[START OF TASK INPUTS]

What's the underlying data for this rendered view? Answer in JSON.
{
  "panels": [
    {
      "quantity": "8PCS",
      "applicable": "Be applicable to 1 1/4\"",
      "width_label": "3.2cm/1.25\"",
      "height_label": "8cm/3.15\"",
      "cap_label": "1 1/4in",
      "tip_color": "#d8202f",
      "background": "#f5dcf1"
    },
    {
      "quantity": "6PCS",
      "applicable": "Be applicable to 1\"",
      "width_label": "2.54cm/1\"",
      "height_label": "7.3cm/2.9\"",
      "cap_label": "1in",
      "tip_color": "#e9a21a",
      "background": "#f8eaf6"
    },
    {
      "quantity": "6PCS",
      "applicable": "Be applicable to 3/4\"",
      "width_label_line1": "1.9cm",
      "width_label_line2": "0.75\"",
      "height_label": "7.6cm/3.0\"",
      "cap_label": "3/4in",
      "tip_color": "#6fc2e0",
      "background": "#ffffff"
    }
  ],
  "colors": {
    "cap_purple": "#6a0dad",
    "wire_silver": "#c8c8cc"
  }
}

[END OF TASK INPUTS]

## WORK REQUIRED
Restate the data above word for word.

## FULL ANSWER
What's the underlying data for this rendered view? Answer in JSON.
{
  "panels": [
    {
      "quantity": "8PCS",
      "applicable": "Be applicable to 1 1/4\"",
      "width_label": "3.2cm/1.25\"",
      "height_label": "8cm/3.15\"",
      "cap_label": "1 1/4in",
      "tip_color": "#d8202f",
      "background": "#f5dcf1"
    },
    {
      "quantity": "6PCS",
      "applicable": "Be applicable to 1\"",
      "width_label": "2.54cm/1\"",
      "height_label": "7.3cm/2.9\"",
      "cap_label": "1in",
      "tip_color": "#e9a21a",
      "background": "#f8eaf6"
    },
    {
      "quantity": "6PCS",
      "applicable": "Be applicable to 3/4\"",
      "width_label_line1": "1.9cm",
      "width_label_line2": "0.75\"",
      "height_label": "7.6cm/3.0\"",
      "cap_label": "3/4in",
      "tip_color": "#6fc2e0",
      "background": "#ffffff"
    }
  ],
  "colors": {
    "cap_purple": "#6a0dad",
    "wire_silver": "#c8c8cc"
  }
}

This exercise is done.